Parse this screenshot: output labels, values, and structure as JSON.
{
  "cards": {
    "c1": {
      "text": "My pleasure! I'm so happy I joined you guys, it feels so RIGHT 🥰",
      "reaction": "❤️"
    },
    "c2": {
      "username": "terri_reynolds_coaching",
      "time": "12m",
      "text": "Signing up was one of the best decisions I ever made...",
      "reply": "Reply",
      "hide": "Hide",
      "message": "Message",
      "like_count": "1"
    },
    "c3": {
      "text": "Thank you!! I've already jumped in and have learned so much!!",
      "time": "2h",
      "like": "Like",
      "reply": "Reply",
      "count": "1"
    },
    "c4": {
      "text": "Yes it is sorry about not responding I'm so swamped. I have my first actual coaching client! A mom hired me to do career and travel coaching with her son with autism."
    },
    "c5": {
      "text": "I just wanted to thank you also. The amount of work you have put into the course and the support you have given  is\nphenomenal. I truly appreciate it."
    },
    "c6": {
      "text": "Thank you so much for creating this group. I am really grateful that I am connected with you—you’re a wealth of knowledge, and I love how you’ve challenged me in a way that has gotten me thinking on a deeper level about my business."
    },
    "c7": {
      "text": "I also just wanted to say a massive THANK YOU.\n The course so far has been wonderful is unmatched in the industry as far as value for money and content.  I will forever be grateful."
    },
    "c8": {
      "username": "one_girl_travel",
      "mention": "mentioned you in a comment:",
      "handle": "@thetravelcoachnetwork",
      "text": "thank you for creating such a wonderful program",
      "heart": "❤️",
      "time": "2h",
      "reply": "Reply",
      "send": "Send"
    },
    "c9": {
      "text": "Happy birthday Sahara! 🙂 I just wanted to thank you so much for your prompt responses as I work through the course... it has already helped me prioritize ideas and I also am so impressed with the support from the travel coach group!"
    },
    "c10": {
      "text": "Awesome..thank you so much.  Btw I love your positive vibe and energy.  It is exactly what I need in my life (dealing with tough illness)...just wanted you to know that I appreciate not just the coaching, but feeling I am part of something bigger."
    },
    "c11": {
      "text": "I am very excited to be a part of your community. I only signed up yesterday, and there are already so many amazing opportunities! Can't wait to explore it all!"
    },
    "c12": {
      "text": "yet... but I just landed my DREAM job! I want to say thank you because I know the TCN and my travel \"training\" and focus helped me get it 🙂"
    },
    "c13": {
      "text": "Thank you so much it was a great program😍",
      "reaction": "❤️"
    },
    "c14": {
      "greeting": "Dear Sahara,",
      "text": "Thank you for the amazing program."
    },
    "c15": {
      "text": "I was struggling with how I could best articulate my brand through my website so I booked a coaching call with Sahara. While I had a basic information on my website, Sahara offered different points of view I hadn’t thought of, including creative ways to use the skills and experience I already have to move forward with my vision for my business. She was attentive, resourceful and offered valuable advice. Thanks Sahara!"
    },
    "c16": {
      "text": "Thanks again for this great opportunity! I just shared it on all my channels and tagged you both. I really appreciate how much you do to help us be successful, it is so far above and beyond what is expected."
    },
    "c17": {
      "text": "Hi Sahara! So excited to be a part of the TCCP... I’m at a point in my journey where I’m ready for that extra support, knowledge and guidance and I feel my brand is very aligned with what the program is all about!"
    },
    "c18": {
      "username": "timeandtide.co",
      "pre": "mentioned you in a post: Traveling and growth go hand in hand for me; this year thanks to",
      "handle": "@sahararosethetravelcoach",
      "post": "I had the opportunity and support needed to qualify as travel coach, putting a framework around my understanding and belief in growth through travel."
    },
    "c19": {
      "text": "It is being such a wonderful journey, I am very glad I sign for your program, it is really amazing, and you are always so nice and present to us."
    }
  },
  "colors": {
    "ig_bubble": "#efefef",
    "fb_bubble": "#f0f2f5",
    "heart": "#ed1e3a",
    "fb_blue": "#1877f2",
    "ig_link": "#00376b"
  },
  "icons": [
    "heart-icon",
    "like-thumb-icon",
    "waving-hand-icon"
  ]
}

▶ _Challenge_:
Repeat every line of the records above exactly.

▶ _Exercise result_:
Parse this screenshot: output labels, values, and structure as JSON.
{
  "cards": {
    "c1": {
      "text": "My pleasure! I'm so happy I joined you guys, it feels so RIGHT 🥰",
      "reaction": "❤️"
    },
    "c2": {
      "username": "terri_reynolds_coaching",
      "time": "12m",
      "text": "Signing up was one of the best decisions I ever made...",
      "reply": "Reply",
      "hide": "Hide",
      "message": "Message",
      "like_count": "1"
    },
    "c3": {
      "text": "Thank you!! I've already jumped in and have learned so much!!",
      "time": "2h",
      "like": "Like",
      "reply": "Reply",
      "count": "1"
    },
    "c4": {
      "text": "Yes it is sorry about not responding I'm so swamped. I have my first actual coaching client! A mom hired me to do career and travel coaching with her son with autism."
    },
    "c5": {
      "text": "I just wanted to thank you also. The amount of work you have put into the course and the support you have given  is\nphenomenal. I truly appreciate it."
    },
    "c6": {
      "text": "Thank you so much for creating this group. I am really grateful that I am connected with you—you’re a wealth of knowledge, and I love how you’ve challenged me in a way that has gotten me thinking on a deeper level about my business."
    },
    "c7": {
      "text": "I also just wanted to say a massive THANK YOU.\n The course so far has been wonderful is unmatched in the industry as far as value for money and content.  I will forever be grateful."
    },
    "c8": {
      "username": "one_girl_travel",
      "mention": "mentioned you in a comment:",
      "handle": "@thetravelcoachnetwork",
      "text": "thank you for creating such a wonderful program",
      "heart": "❤️",
      "time": "2h",
      "reply": "Reply",
      "send": "Send"
    },
    "c9": {
      "text": "Happy birthday Sahara! 🙂 I just wanted to thank you so much for your prompt responses as I work through the course... it has already helped me prioritize ideas and I also am so impressed with the support from the travel coach group!"
    },
    "c10": {
      "text": "Awesome..thank you so much.  Btw I love your positive vibe and energy.  It is exactly what I need in my life (dealing with tough illness)...just wanted you to know that I appreciate not just the coaching, but feeling I am part of something bigger."
    },
    "c11": {
      "text": "I am very excited to be a part of your community. I only signed up yesterday, and there are already so many amazing opportunities! Can't wait to explore it all!"
    },
    "c12": {
      "text": "yet... but I just landed my DREAM job! I want to say thank you because I know the TCN and my travel \"training\" and focus helped me get it 🙂"
    },
    "c13": {
      "text": "Thank you so much it was a great program😍",
      "reaction": "❤️"
    },
    "c14": {
      "greeting": "Dear Sahara,",
      "text": "Thank you for the amazing program."
    },
    "c15": {
      "text": "I was struggling with how I could best articulate my brand through my website so I booked a coaching call with Sahara. While I had a basic information on my website, Sahara offered different points of view I hadn’t thought of, including creative ways to use the skills and experience I already have to move forward with my vision for my business. She was attentive, resourceful and offered valuable advice. Thanks Sahara!"
    },
    "c16": {
      "text": "Thanks again for this great opportunity! I just shared it on all my channels and tagged you both. I really appreciate how much you do to help us be successful, it is so far above and beyond what is expected."
    },
    "c17": {
      "text": "Hi Sahara! So excited to be a part of the TCCP... I’m at a point in my journey where I’m ready for that extra support, knowledge and guidance and I feel my brand is very aligned with what the program is all about!"
    },
    "c18": {
      "username": "timeandtide.co",
      "pre": "mentioned you in a post: Traveling and growth go hand in hand for me; this year thanks to",
      "handle": "@sahararosethetravelcoach",
      "post": "I had the opportunity and support needed to qualify as travel coach, putting a framework around my understanding and belief in growth through travel."
    },
    "c19": {
      "text": "It is being such a wonderful journey, I am very glad I sign for your program, it is really amazing, and you are always so nice and present to us."
    }
  },
  "colors": {
    "ig_bubble": "#efefef",
    "fb_bubble": "#f0f2f5",
    "heart": "#ed1e3a",
    "fb_blue": "#1877f2",
    "ig_link": "#00376b"
  },
  "icons": [
    "heart-icon",
    "like-thumb-icon",
    "waving-hand-icon"
  ]
}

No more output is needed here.